▶ [Исходный текст]
--------------------------------
Наш замечательный Чуст

01 февраля 1987 года, 00:00

Сборочный цех на Чустском заводе ножей.

Я подъезжал к Чусту на рассвете, невидимое солнце еще блуждало где-то в теснинах Чаткала; лучи его вспыхивали, отражаясь в отвесных скалах, как в мраморных зеркалах. Скоро стала видна широкая магистраль, уходящая к горам, по которой, покачиваясь, медленно катил наш автобус.

Предгорье здесь пустынное, овражистое, каменистое. Каждое распаханное поле являет собой картину терпеливого человеческого труда: выкатаны на обочину валуны, выбрана галька, сровнены края. Вода бежит по каменистым желобам и земляным арычкам. Но ее не хватает, вся она, до последнего литра, на счету. Водоразборные станции, в бетонных провалах которых клокочут, захлебываясь, мощные насосы, посылают ее то в одном направлении, то в другом, и я представляю, как операторы, вчерашние школьницы, сидя у пультов, кричат в микрофоны радиопередатчиков: «Колхоз «Навои», приступайте к поливу!..» «Колхоз «Навои», прекратите полив!..»

Я вышел на автостанции. Дымка покрывала крыши — цинковые, глиняные, шиферные; из нее торчали лишь верхушки пирамидальных тополей. Где-то в гуще веток возились, перекликались и посвистывали скворцы и горлинки. Вдруг солнце вырвалось из-за хребтов, разом все озарило. Захлопали двери домов, стены которых по самые карнизы закрывали виноградные лозы и ветки гранатовых, яблоневых, урюковых деревьев. Потянуло кизячным дымком и теплым запахом ржаных лепешек...

Если верить преданию, то название городка Чуст происходит от слова «шуст». Когда полчища Батыя обложили селение на берегу Яксарта, то нередко осажденные по ночам совершали дерзкие набеги. Они появлялись и исчезали молниеносно, и встревоженные захватчики испуганно кричали: «Шуст! Шуст! — Набежчики! Набежчики!» Давно уже стерлись следы Батыева нашествия, и реку теперь называют Сырдарьей, а городок жив себе, и живет в нем то, чем всегда гордился он: ремесло.

Издавна — тут и археологи теряются в датировке — в Чусте ковали ножи, вышивали тюбетейки и ткали разноцветные чорси — поясные платки. Без этих трех предметов мужчина и со двора, бывало, не выйдет, постыдится. Оговорюсь сразу: кокандские клинки, бухарские круглые тюбетейки и самаркандские сюзане по красоте и древности поспорят с чустскими. Но есть тут одно тонкое различие, не всегда понятное постороннему. Бухарские тюбетейки носят только женщины и дети. Кокандский тесак, по форме напоминающий финку, несколько тяжеловат и длинен; в кинбоках — изукрашенных ножнах, чаще всего металлических, с чернением по серебру — он прекрасно смотрится на стене. Но миллионы мужчин, проснувшись поутру, водружают на темя чустские тюбетейки, а чабаны, собираясь в путь, закладывают за голенища непременно чустские печаки в мягкой кожаной оболочке. И повязывают поверх халатов желтовато-розовые чорси, которым нет износа.
--------------------------------
▶ [Исходный листинг]
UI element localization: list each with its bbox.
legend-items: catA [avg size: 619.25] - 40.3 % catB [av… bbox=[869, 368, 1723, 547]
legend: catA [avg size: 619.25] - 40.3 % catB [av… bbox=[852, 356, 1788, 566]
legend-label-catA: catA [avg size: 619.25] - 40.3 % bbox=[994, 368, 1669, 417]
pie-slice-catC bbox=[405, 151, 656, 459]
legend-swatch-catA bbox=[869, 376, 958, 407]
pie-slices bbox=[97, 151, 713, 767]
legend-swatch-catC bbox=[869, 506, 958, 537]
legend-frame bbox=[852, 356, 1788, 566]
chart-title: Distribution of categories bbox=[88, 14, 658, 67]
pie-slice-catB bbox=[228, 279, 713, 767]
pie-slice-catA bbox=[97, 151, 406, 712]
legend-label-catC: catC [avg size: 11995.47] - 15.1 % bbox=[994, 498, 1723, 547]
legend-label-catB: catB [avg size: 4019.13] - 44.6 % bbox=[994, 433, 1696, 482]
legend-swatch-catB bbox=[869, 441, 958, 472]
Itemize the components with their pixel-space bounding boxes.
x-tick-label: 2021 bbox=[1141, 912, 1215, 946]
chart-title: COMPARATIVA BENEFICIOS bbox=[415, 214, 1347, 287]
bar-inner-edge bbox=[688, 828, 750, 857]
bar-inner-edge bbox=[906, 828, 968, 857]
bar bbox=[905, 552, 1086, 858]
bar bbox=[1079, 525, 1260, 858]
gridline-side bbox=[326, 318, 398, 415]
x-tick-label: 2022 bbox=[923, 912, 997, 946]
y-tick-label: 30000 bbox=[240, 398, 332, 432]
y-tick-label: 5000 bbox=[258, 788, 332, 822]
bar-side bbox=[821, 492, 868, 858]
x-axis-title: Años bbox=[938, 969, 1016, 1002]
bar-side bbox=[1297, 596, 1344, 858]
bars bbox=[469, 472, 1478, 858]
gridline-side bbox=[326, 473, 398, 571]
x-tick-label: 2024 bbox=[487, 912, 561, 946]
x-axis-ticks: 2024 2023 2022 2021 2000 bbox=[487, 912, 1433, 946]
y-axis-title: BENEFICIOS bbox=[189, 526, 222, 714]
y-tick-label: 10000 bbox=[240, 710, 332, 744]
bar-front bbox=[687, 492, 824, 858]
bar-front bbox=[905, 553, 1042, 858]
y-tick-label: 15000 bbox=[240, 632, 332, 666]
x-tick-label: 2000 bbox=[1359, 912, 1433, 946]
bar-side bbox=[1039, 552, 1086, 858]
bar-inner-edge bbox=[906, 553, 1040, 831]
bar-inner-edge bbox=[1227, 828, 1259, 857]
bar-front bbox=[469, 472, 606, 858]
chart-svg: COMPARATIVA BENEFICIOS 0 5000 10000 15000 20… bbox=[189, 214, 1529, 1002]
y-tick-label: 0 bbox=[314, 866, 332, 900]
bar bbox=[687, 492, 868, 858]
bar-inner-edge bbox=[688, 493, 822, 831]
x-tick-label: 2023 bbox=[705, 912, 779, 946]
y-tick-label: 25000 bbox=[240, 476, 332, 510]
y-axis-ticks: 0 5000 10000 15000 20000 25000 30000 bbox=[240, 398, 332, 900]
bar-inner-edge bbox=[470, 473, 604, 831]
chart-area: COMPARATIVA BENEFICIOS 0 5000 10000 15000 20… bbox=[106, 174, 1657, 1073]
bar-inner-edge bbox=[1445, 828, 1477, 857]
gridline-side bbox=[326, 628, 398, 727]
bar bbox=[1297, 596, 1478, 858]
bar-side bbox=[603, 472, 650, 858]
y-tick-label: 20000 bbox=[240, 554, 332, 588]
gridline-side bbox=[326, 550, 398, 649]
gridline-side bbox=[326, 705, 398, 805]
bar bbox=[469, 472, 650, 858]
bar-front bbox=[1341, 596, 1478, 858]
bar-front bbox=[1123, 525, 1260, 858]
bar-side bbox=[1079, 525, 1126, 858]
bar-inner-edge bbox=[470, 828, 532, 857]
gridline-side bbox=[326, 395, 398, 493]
--------------------------------
▶ [Задания к выполнению]
a – Поменяйте в листинге "avg size" на "mean size" и приведите строки от его начала до строки с "legend-label-catA: catA [avg" включительно, ничего больше не изменяя.
b – Подхватите очерк о Чусте и его ремеслах: напишите продолжение, начиная сразу после последнего приведенного предложения.

▶ [Ответы по заданиям]
a –
UI element localization: list each with its bbox.
legend-items: catA [mean size: 619.25] - 40.3 % catB [av… bbox=[869, 368, 1723, 547]
legend: catA [mean size: 619.25] - 40.3 % catB [av… bbox=[852, 356, 1788, 566]
legend-label-catA: catA [mean size: 619.25] - 40.3 % bbox=[994, 368, 1669, 417]

b –
Привлекательность изделий из маленького Чуста — в удобстве, а красота в простоте; можно сказать, что это классические предметы, тогда как изделия мастеров из других городов все же более декоративны, изысканны, чем того требует каждодневная жизнь.

Я вглядывался в белесые скаты логов, пестрые россыпи камней, сухо-коричневые склоны хребта, синеватые тени рощ миндаля и думал — не в этих ли суровых пейзажах находят местные художники линии четких узоров, которыми расшивают тюбетейки? Удивительно, но во всей округе лишь Чуст славится тюбетейками. Даже в ближайших кишлаках, отстоящих на каких-нибудь пять километров, их не шьют и никогда не шили!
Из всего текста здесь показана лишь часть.